> _LISTING_
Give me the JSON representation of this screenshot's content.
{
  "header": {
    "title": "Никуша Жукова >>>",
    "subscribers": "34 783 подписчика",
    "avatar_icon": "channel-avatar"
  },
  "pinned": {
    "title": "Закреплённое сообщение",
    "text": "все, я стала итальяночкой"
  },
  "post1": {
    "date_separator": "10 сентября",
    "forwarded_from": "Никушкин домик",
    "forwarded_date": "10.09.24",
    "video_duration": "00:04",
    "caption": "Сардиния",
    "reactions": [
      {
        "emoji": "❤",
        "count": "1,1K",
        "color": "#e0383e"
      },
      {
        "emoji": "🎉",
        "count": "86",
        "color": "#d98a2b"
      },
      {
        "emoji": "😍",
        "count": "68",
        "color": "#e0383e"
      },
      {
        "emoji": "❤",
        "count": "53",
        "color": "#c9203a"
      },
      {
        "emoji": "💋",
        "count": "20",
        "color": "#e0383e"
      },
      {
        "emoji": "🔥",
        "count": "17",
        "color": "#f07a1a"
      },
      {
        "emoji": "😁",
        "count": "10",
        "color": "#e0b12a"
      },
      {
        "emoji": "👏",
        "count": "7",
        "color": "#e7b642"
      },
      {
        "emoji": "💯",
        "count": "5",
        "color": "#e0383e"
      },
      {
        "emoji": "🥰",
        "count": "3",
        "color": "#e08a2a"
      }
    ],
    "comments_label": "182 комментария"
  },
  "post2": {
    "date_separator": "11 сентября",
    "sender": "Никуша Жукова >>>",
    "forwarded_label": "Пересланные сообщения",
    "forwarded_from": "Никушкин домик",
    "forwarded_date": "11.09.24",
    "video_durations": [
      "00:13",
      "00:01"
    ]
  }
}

> _GIVEN PROBLEM_
Show, from the material above, each line that includes the string "emoji".

> _IN RESPONSE_
        "emoji": "❤",
        "emoji": "🎉",
        "emoji": "😍",
        "emoji": "❤",
        "emoji": "💋",
        "emoji": "🔥",
        "emoji": "😁",
        "emoji": "👏",
        "emoji": "💯",
        "emoji": "🥰",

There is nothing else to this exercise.